* **Exercise directions**
Type out the material below exactly.
>>>
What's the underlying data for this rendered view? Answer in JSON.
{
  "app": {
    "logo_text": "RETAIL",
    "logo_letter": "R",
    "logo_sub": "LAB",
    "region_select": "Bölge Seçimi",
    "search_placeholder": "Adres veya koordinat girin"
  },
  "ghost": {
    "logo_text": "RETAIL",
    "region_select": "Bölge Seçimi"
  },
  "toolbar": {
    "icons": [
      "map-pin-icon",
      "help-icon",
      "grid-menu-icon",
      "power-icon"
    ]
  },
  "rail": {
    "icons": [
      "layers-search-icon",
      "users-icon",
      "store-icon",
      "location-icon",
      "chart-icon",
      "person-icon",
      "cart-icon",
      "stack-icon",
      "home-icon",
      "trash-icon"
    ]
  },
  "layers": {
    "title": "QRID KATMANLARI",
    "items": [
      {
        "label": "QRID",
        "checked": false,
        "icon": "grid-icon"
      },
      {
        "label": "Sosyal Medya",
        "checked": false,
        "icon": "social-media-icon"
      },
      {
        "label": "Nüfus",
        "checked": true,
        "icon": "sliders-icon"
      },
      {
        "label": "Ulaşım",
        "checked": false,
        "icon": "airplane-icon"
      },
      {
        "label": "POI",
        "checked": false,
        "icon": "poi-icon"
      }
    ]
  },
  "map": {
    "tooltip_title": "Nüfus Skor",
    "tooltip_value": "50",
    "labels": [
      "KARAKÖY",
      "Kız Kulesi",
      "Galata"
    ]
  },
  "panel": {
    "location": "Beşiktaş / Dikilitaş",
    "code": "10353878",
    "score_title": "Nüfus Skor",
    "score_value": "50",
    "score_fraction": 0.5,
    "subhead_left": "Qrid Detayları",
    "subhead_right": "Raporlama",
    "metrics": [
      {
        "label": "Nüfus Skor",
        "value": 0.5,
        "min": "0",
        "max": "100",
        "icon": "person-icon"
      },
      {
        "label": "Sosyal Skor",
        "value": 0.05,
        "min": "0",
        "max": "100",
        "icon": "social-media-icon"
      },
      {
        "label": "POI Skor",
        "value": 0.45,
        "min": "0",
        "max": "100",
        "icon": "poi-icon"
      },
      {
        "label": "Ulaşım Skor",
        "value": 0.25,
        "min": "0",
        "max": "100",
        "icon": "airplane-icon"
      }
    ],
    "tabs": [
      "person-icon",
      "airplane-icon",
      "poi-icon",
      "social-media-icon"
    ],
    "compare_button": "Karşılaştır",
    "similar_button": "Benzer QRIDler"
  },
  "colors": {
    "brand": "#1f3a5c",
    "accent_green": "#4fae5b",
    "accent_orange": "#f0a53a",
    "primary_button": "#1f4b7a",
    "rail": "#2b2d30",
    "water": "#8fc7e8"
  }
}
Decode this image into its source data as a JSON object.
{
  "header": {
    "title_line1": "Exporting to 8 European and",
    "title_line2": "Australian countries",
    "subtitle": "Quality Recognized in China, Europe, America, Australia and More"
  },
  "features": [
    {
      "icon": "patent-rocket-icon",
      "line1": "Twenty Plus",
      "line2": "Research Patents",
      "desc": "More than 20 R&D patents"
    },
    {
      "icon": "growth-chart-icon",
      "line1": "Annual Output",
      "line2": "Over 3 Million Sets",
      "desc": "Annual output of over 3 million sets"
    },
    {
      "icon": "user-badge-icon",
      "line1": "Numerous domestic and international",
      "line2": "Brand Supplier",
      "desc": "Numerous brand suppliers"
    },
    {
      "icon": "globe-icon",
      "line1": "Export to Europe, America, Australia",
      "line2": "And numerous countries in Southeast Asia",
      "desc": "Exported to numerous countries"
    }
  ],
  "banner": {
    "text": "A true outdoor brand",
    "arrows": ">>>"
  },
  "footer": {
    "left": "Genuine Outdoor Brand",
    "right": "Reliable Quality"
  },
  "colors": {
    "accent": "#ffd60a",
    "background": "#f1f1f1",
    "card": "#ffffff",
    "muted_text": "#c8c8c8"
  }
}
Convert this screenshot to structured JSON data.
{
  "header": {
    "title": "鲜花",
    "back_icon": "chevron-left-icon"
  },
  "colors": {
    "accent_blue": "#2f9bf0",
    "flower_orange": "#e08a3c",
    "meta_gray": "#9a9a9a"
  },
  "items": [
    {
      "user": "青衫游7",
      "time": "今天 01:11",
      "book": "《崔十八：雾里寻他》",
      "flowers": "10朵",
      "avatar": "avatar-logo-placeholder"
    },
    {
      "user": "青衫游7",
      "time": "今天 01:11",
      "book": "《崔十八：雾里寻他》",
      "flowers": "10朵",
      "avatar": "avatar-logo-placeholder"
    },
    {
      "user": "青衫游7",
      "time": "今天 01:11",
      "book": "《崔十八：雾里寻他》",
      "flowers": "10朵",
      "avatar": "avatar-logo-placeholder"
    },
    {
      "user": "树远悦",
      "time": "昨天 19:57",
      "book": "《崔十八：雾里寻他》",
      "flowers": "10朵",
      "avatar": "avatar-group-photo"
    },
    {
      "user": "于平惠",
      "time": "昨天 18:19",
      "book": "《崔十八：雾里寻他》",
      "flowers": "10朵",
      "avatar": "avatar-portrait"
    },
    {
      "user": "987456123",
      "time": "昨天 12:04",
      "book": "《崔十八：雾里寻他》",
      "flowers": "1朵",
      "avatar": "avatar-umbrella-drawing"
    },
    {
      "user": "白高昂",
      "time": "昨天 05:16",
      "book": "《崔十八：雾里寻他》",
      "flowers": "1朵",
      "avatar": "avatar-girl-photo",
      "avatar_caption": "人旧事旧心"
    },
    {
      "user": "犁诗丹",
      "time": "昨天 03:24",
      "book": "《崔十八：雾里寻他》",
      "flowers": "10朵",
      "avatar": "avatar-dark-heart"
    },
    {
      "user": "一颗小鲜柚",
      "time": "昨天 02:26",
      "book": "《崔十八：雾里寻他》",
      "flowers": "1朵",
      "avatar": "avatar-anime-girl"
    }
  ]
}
<<<
* **Task answer**
What's the underlying data for this rendered view? Answer in JSON.
{
  "app": {
    "logo_text": "RETAIL",
    "logo_letter": "R",
    "logo_sub": "LAB",
    "region_select": "Bölge Seçimi",
    "search_placeholder": "Adres veya koordinat girin"
  },
  "ghost": {
    "logo_text": "RETAIL",
    "region_select": "Bölge Seçimi"
  },
  "toolbar": {
    "icons": [
      "map-pin-icon",
      "help-icon",
      "grid-menu-icon",
      "power-icon"
    ]
  },
  "rail": {
    "icons": [
      "layers-search-icon",
      "users-icon",
      "store-icon",
      "location-icon",
      "chart-icon",
      "person-icon",
      "cart-icon",
      "stack-icon",
      "home-icon",
      "trash-icon"
    ]
  },
  "layers": {
    "title": "QRID KATMANLARI",
    "items": [
      {
        "label": "QRID",
        "checked": false,
        "icon": "grid-icon"
      },
      {
        "label": "Sosyal Medya",
        "checked": false,
        "icon": "social-media-icon"
      },
      {
        "label": "Nüfus",
        "checked": true,
        "icon": "sliders-icon"
      },
      {
        "label": "Ulaşım",
        "checked": false,
        "icon": "airplane-icon"
      },
      {
        "label": "POI",
        "checked": false,
        "icon": "poi-icon"
      }
    ]
  },
  "map": {
    "tooltip_title": "Nüfus Skor",
    "tooltip_value": "50",
    "labels": [
      "KARAKÖY",
      "Kız Kulesi",
      "Galata"
    ]
  },
  "panel": {
    "location": "Beşiktaş / Dikilitaş",
    "code": "10353878",
    "score_title": "Nüfus Skor",
    "score_value": "50",
    "score_fraction": 0.5,
    "subhead_left": "Qrid Detayları",
    "subhead_right": "Raporlama",
    "metrics": [
      {
        "label": "Nüfus Skor",
        "value": 0.5,
        "min": "0",
        "max": "100",
        "icon": "person-icon"
      },
      {
        "label": "Sosyal Skor",
        "value": 0.05,
        "min": "0",
        "max": "100",
        "icon": "social-media-icon"
      },
      {
        "label": "POI Skor",
        "value": 0.45,
        "min": "0",
        "max": "100",
        "icon": "poi-icon"
      },
      {
        "label": "Ulaşım Skor",
        "value": 0.25,
        "min": "0",
        "max": "100",
        "icon": "airplane-icon"
      }
    ],
    "tabs": [
      "person-icon",
      "airplane-icon",
      "poi-icon",
      "social-media-icon"
    ],
    "compare_button": "Karşılaştır",
    "similar_button": "Benzer QRIDler"
  },
  "colors": {
    "brand": "#1f3a5c",
    "accent_green": "#4fae5b",
    "accent_orange": "#f0a53a",
    "primary_button": "#1f4b7a",
    "rail": "#2b2d30",
    "water": "#8fc7e8"
  }
}
Decode this image into its source data as a JSON object.
{
  "header": {
    "title_line1": "Exporting to 8 European and",
    "title_line2": "Australian countries",
    "subtitle": "Quality Recognized in China, Europe, America, Australia and More"
  },
  "features": [
    {
      "icon": "patent-rocket-icon",
      "line1": "Twenty Plus",
      "line2": "Research Patents",
      "desc": "More than 20 R&D patents"
    },
    {
      "icon": "growth-chart-icon",
      "line1": "Annual Output",
      "line2": "Over 3 Million Sets",
      "desc": "Annual output of over 3 million sets"
    },
    {
      "icon": "user-badge-icon",
      "line1": "Numerous domestic and international",
      "line2": "Brand Supplier",
      "desc": "Numerous brand suppliers"
    },
    {
      "icon": "globe-icon",
      "line1": "Export to Europe, America, Australia",
      "line2": "And numerous countries in Southeast Asia",
      "desc": "Exported to numerous countries"
    }
  ],
  "banner": {
    "text": "A true outdoor brand",
    "arrows": ">>>"
  },
  "footer": {
    "left": "Genuine Outdoor Brand",
    "right": "Reliable Quality"
  },
  "colors": {
    "accent": "#ffd60a",
    "background": "#f1f1f1",
    "card": "#ffffff",
    "muted_text": "#c8c8c8"
  }
}
Convert this screenshot to structured JSON data.
{
  "header": {
    "title": "鲜花",
    "back_icon": "chevron-left-icon"
  },
  "colors": {
    "accent_blue": "#2f9bf0",
    "flower_orange": "#e08a3c",
    "meta_gray": "#9a9a9a"
  },
  "items": [
    {
      "user": "青衫游7",
      "time": "今天 01:11",
      "book": "《崔十八：雾里寻他》",
      "flowers": "10朵",
      "avatar": "avatar-logo-placeholder"
    },
    {
      "user": "青衫游7",
      "time": "今天 01:11",
      "book": "《崔十八：雾里寻他》",
      "flowers": "10朵",
      "avatar": "avatar-logo-placeholder"
    },
    {
      "user": "青衫游7",
      "time": "今天 01:11",
      "book": "《崔十八：雾里寻他》",
      "flowers": "10朵",
      "avatar": "avatar-logo-placeholder"
    },
    {
      "user": "树远悦",
      "time": "昨天 19:57",
      "book": "《崔十八：雾里寻他》",
      "flowers": "10朵",
      "avatar": "avatar-group-photo"
    },
    {
      "user": "于平惠",
      "time": "昨天 18:19",
      "book": "《崔十八：雾里寻他》",
      "flowers": "10朵",
      "avatar": "avatar-portrait"
    },
    {
      "user": "987456123",
      "time": "昨天 12:04",
      "book": "《崔十八：雾里寻他》",
      "flowers": "1朵",
      "avatar": "avatar-umbrella-drawing"
    },
    {
      "user": "白高昂",
      "time": "昨天 05:16",
      "book": "《崔十八：雾里寻他》",
      "flowers": "1朵",
      "avatar": "avatar-girl-photo",
      "avatar_caption": "人旧事旧心"
    },
    {
      "user": "犁诗丹",
      "time": "昨天 03:24",
      "book": "《崔十八：雾里寻他》",
      "flowers": "10朵",
      "avatar": "avatar-dark-heart"
    },
    {
      "user": "一颗小鲜柚",
      "time": "昨天 02:26",
      "book": "《崔十八：雾里寻他》",
      "flowers": "1朵",
      "avatar": "avatar-anime-girl"
    }
  ]
}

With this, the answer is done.